4 workshop ideas

CRITICAL CONNECTIONS
SOCIAL NETWORKS
BUILDING INSTITUTIONS
INSTITUTIONAL CHANGE

When we get together we need to share and learn from each other. We also need to go away with things to work on, ideas to try that can help to build resilience, resistance and solidarity in the struggle for change. If you have any interest in the following topics or ideas for building workshops around them let us know


CRITICAL CONNECTIONS
Margaret Whitley says “Rather than worry about critical mass, our work is to foster critical connections”
If this is so, how do we make them? How do we get all of these community projects, campaigns, across the city, country, to talk, communicate and organise with each other? What do we have in common? What can we share? Is there any common goals? Are we serious about what we are doing? Are we in it for the long run? Can we forget petty slights and get on with things? What are our common goals? There can be no doubt if we are to organise a determined mass movement in out communities, we can not do it on our own, maybe finding and making the critical connections should be the first thing we do?

 

SOCIAL NETWORKS

The Language We Use.

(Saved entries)
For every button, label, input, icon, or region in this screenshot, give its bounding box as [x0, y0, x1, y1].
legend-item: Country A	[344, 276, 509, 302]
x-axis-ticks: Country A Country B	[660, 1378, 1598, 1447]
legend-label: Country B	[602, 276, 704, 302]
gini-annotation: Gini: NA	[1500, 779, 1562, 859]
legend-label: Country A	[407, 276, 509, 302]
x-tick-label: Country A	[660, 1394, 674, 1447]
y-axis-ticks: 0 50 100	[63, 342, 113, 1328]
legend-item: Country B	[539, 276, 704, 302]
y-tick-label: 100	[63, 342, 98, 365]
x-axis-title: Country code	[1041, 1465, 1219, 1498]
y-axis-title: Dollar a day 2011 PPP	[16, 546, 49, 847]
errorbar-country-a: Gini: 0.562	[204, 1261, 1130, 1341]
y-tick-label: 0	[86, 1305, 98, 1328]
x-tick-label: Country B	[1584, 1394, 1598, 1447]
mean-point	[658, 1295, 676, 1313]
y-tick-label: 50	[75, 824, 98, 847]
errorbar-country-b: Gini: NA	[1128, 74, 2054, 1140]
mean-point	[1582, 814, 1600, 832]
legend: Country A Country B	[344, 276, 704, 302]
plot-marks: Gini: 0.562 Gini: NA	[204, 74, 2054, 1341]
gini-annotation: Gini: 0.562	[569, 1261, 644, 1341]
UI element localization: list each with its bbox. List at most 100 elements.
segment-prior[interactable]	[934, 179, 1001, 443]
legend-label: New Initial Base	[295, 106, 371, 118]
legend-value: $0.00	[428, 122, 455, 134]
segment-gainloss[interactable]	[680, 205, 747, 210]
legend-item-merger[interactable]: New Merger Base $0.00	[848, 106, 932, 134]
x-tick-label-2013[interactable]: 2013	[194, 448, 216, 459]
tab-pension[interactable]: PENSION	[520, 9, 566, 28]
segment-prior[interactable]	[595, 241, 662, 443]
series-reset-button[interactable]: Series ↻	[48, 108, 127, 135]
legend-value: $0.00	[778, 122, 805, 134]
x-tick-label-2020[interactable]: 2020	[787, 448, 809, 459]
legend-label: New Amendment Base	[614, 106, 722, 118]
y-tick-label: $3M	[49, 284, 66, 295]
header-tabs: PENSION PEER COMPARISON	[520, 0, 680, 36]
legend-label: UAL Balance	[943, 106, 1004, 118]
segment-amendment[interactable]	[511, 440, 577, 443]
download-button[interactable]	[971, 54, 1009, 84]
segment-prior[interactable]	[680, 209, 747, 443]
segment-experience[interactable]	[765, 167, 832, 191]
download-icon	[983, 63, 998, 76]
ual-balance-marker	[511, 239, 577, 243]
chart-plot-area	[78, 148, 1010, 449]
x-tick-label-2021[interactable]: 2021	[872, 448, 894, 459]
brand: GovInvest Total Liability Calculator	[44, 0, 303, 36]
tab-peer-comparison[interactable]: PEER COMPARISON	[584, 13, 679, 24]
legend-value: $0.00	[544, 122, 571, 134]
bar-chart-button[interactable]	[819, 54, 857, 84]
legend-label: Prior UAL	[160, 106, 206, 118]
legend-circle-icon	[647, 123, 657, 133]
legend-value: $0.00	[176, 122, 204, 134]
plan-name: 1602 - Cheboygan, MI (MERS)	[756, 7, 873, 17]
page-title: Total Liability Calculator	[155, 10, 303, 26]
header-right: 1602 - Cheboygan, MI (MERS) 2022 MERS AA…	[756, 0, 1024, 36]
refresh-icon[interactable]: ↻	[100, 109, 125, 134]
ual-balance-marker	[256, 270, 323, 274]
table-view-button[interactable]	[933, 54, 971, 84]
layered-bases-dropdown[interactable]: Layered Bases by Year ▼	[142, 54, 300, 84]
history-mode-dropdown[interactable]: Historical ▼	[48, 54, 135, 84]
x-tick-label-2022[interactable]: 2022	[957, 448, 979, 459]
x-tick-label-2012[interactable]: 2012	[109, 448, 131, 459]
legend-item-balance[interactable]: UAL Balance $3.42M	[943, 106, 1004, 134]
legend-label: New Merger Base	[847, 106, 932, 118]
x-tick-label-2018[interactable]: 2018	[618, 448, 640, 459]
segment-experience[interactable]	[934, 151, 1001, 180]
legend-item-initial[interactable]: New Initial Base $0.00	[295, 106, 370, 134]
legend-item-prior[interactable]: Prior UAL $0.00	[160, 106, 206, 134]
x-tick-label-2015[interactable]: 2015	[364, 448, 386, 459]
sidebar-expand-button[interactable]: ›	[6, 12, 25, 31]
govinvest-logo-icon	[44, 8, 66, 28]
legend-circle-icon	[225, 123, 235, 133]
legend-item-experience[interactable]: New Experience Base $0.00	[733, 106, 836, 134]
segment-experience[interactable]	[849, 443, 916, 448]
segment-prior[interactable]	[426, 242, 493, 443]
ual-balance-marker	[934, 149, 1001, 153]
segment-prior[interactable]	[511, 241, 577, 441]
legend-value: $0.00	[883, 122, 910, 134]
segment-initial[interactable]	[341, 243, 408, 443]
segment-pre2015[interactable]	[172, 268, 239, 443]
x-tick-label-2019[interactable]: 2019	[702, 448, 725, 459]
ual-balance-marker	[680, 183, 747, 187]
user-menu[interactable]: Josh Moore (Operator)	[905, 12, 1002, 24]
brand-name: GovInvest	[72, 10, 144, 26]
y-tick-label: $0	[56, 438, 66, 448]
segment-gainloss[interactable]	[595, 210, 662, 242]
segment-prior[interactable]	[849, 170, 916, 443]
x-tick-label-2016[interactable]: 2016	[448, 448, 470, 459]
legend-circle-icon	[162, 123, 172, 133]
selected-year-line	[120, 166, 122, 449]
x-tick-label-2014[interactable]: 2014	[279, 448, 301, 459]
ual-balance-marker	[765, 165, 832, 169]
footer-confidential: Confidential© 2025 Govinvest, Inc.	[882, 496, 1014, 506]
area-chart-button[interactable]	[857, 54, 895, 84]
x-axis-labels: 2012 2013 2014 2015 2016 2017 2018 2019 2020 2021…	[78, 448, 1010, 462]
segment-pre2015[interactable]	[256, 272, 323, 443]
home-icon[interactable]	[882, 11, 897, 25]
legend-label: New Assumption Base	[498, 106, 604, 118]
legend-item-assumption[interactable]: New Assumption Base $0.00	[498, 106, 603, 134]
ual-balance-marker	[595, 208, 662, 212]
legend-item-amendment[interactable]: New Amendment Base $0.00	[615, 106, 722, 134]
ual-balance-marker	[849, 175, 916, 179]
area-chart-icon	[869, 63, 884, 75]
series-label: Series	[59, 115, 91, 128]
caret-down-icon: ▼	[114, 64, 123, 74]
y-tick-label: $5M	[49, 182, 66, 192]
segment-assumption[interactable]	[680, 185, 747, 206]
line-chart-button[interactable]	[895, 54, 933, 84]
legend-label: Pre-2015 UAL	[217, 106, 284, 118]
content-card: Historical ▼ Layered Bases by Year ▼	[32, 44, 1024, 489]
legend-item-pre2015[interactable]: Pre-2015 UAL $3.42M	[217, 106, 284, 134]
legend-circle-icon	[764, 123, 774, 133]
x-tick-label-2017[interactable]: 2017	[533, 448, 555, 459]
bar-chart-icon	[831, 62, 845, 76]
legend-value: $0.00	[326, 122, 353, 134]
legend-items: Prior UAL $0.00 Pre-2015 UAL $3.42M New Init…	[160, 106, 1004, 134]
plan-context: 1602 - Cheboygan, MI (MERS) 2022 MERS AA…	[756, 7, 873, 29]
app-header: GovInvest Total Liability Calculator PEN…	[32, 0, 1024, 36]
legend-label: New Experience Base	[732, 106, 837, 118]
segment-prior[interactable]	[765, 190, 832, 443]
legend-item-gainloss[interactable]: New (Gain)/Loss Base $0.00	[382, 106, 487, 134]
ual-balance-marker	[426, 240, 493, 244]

## Problems
• a. Please answer these questions about the workshop ideas page, one line each:
(i) What three things should the ideas to try help build in the struggle for change?
(ii) Who is quoted under the heading "Critical Connections"?
(iii) What line appears under the heading "Social Networks"?
• b. Write a continuation of the workshop ideas page, starting after its final line under "Social Networks".

## Response list
• a.
(i) Resilience, resistance and solidarity.
(ii) Margaret Whitley.
(iii) "The Language We Use."

• b.
It is often mistaken when folk communicate with officialdom that they are not being understood. But in actual fact they are coming over loud and clear, it is authority that chooses not to listen. The system of communication by business and authority is used to filter out any rational discussion to be had on peoples problems. Activism and those in the know can inadvertently fall into this category to, when we are supposed to be doing the opposite. How we communicate, network and articulate ideas is one thing, how we make them relevant to peoples lives and in a language they can understand is just as important. Folk do not have the time to sit down the library and study the ins and outs of neoliberalism, they need information they can use.

Self publishing. We have now the technology to design and produce our own books. A single book can be published for £10 or less. A copy of the same book can be ordered on line, one, or one hundred, fully bound just looking like any other book. Why are we not producing our own reports, history, manuals and such like? Should we be waiting for professionals to write our history, tell our story, compile our reports, surveys and statements on our behalf, when we have the tools at out disposal to do it ourselves?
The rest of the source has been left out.